▸ **Aim**
Could you transcribe the material below exactly, without leaving out a single line?

----------------------------------------

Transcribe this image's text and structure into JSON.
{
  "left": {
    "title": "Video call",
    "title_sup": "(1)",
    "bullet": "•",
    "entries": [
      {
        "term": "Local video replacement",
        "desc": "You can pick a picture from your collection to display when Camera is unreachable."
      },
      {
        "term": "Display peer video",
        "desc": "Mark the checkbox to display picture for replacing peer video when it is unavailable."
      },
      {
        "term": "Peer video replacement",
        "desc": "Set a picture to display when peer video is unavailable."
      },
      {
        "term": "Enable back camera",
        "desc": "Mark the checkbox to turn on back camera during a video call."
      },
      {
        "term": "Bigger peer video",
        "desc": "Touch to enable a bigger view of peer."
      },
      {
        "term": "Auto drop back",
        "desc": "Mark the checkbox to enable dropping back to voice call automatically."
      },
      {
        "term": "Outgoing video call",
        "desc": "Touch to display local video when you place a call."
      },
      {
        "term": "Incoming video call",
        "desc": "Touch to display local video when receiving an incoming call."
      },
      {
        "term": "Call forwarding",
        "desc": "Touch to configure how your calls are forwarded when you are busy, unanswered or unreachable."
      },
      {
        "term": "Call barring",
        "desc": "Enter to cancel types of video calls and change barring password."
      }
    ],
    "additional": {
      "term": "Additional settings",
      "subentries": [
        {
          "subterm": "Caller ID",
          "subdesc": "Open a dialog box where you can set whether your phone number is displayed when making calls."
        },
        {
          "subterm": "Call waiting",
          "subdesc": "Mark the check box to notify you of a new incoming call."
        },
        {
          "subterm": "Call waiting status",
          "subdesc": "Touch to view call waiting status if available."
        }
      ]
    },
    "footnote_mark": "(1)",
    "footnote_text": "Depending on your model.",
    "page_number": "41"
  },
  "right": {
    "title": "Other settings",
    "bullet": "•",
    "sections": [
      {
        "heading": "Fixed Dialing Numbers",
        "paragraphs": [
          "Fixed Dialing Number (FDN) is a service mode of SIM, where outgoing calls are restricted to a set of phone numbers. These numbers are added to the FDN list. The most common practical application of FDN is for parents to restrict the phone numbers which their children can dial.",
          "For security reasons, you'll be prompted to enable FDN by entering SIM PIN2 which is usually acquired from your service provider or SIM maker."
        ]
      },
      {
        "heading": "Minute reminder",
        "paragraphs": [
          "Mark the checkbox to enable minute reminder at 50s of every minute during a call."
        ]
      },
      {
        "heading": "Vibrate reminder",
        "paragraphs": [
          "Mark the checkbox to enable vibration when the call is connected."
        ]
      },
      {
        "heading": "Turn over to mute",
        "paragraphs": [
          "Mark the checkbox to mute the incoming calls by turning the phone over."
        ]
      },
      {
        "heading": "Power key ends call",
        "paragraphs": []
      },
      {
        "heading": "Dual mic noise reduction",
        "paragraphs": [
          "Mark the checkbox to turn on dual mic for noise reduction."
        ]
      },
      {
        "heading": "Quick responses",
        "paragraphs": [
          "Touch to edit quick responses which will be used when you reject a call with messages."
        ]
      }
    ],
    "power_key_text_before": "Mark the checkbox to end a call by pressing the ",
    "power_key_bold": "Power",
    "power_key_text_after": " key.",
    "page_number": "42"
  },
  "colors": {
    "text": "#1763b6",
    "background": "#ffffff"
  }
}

----------------------------------------

▸ **Solution**
Transcribe this image's text and structure into JSON.
{
  "left": {
    "title": "Video call",
    "title_sup": "(1)",
    "bullet": "•",
    "entries": [
      {
        "term": "Local video replacement",
        "desc": "You can pick a picture from your collection to display when Camera is unreachable."
      },
      {
        "term": "Display peer video",
        "desc": "Mark the checkbox to display picture for replacing peer video when it is unavailable."
      },
      {
        "term": "Peer video replacement",
        "desc": "Set a picture to display when peer video is unavailable."
      },
      {
        "term": "Enable back camera",
        "desc": "Mark the checkbox to turn on back camera during a video call."
      },
      {
        "term": "Bigger peer video",
        "desc": "Touch to enable a bigger view of peer."
      },
      {
        "term": "Auto drop back",
        "desc": "Mark the checkbox to enable dropping back to voice call automatically."
      },
      {
        "term": "Outgoing video call",
        "desc": "Touch to display local video when you place a call."
      },
      {
        "term": "Incoming video call",
        "desc": "Touch to display local video when receiving an incoming call."
      },
      {
        "term": "Call forwarding",
        "desc": "Touch to configure how your calls are forwarded when you are busy, unanswered or unreachable."
      },
      {
        "term": "Call barring",
        "desc": "Enter to cancel types of video calls and change barring password."
      }
    ],
    "additional": {
      "term": "Additional settings",
      "subentries": [
        {
          "subterm": "Caller ID",
          "subdesc": "Open a dialog box where you can set whether your phone number is displayed when making calls."
        },
        {
          "subterm": "Call waiting",
          "subdesc": "Mark the check box to notify you of a new incoming call."
        },
        {
          "subterm": "Call waiting status",
          "subdesc": "Touch to view call waiting status if available."
        }
      ]
    },
    "footnote_mark": "(1)",
    "footnote_text": "Depending on your model.",
    "page_number": "41"
  },
  "right": {
    "title": "Other settings",
    "bullet": "•",
    "sections": [
      {
        "heading": "Fixed Dialing Numbers",
        "paragraphs": [
          "Fixed Dialing Number (FDN) is a service mode of SIM, where outgoing calls are restricted to a set of phone numbers. These numbers are added to the FDN list. The most common practical application of FDN is for parents to restrict the phone numbers which their children can dial.",
          "For security reasons, you'll be prompted to enable FDN by entering SIM PIN2 which is usually acquired from your service provider or SIM maker."
        ]
      },
      {
        "heading": "Minute reminder",
        "paragraphs": [
          "Mark the checkbox to enable minute reminder at 50s of every minute during a call."
        ]
      },
      {
        "heading": "Vibrate reminder",
        "paragraphs": [
          "Mark the checkbox to enable vibration when the call is connected."
        ]
      },
      {
        "heading": "Turn over to mute",
        "paragraphs": [
          "Mark the checkbox to mute the incoming calls by turning the phone over."
        ]
      },
      {
        "heading": "Power key ends call",
        "paragraphs": []
      },
      {
        "heading": "Dual mic noise reduction",
        "paragraphs": [
          "Mark the checkbox to turn on dual mic for noise reduction."
        ]
      },
      {
        "heading": "Quick responses",
        "paragraphs": [
          "Touch to edit quick responses which will be used when you reject a call with messages."
        ]
      }
    ],
    "power_key_text_before": "Mark the checkbox to end a call by pressing the ",
    "power_key_bold": "Power",
    "power_key_text_after": " key.",
    "page_number": "42"
  },
  "colors": {
    "text": "#1763b6",
    "background": "#ffffff"
  }
}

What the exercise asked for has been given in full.